Write the data below out exactly as it stands. Do not include the pictures.

** Start of Data shown **

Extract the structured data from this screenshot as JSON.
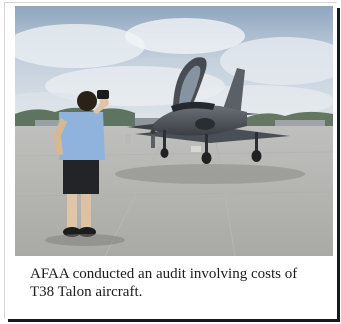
{
  "figure": {
    "photo_alt": "Person photographing a T-38 Talon jet aircraft on an airfield ramp",
    "caption": "AFAA conducted an audit involving costs of T38 Talon aircraft."
  }
}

** End of Data shown **

Correct response:
Extract the structured data from this screenshot as JSON.
{
  "figure": {
    "photo_alt": "Person photographing a T-38 Talon jet aircraft on an airfield ramp",
    "caption": "AFAA conducted an audit involving costs of T38 Talon aircraft."
  }
}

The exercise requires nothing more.